Work instructions: Render every one of the rows below as a Markdown table with the columns No. and Line, where No. is the row number and Line is the row's text, and drop any blank lines.

-- Begin --

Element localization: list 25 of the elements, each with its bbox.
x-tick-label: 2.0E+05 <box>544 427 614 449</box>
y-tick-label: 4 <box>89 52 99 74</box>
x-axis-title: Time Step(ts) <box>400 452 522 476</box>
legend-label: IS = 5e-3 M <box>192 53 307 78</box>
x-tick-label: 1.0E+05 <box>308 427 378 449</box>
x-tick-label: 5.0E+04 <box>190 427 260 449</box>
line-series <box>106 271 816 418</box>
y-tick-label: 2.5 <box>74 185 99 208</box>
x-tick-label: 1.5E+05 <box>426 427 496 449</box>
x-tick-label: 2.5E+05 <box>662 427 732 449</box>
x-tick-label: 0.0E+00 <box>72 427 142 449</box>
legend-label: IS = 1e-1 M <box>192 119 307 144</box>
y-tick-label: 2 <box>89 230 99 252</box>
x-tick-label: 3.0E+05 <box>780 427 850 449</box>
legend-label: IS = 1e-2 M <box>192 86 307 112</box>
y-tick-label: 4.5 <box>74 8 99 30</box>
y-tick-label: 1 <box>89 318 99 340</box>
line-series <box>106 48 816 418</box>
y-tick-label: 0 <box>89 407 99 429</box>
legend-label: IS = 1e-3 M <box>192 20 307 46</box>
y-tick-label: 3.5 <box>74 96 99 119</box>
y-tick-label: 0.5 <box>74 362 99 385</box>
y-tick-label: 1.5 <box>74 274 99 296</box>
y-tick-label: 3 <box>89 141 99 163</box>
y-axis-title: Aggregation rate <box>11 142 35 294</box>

-- End --

Response to this task:
| No. | Line |
|---|---|
| 1 | Element localization: list 25 of the elements, each with its bbox. |
| 2 | x-tick-label: 2.0E+05 <box>544 427 614 449</box> |
| 3 | y-tick-label: 4 <box>89 52 99 74</box> |
| 4 | x-axis-title: Time Step(ts) <box>400 452 522 476</box> |
| 5 | legend-label: IS = 5e-3 M <box>192 53 307 78</box> |
| 6 | x-tick-label: 1.0E+05 <box>308 427 378 449</box> |
| 7 | x-tick-label: 5.0E+04 <box>190 427 260 449</box> |
| 8 | line-series <box>106 271 816 418</box> |
| 9 | y-tick-label: 2.5 <box>74 185 99 208</box> |
| 10 | x-tick-label: 1.5E+05 <box>426 427 496 449</box> |
| 11 | x-tick-label: 2.5E+05 <box>662 427 732 449</box> |
| 12 | x-tick-label: 0.0E+00 <box>72 427 142 449</box> |
| 13 | legend-label: IS = 1e-1 M <box>192 119 307 144</box> |
| 14 | y-tick-label: 2 <box>89 230 99 252</box> |
| 15 | x-tick-label: 3.0E+05 <box>780 427 850 449</box> |
| 16 | legend-label: IS = 1e-2 M <box>192 86 307 112</box> |
| 17 | y-tick-label: 4.5 <box>74 8 99 30</box> |
| 18 | y-tick-label: 1 <box>89 318 99 340</box> |
| 19 | line-series <box>106 48 816 418</box> |
| 20 | y-tick-label: 0 <box>89 407 99 429</box> |
| 21 | legend-label: IS = 1e-3 M <box>192 20 307 46</box> |
| 22 | y-tick-label: 3.5 <box>74 96 99 119</box> |
| 23 | y-tick-label: 0.5 <box>74 362 99 385</box> |
| 24 | y-tick-label: 1.5 <box>74 274 99 296</box> |
| 25 | y-tick-label: 3 <box>89 141 99 163</box> |
| 26 | y-axis-title: Aggregation rate <box>11 142 35 294</box> |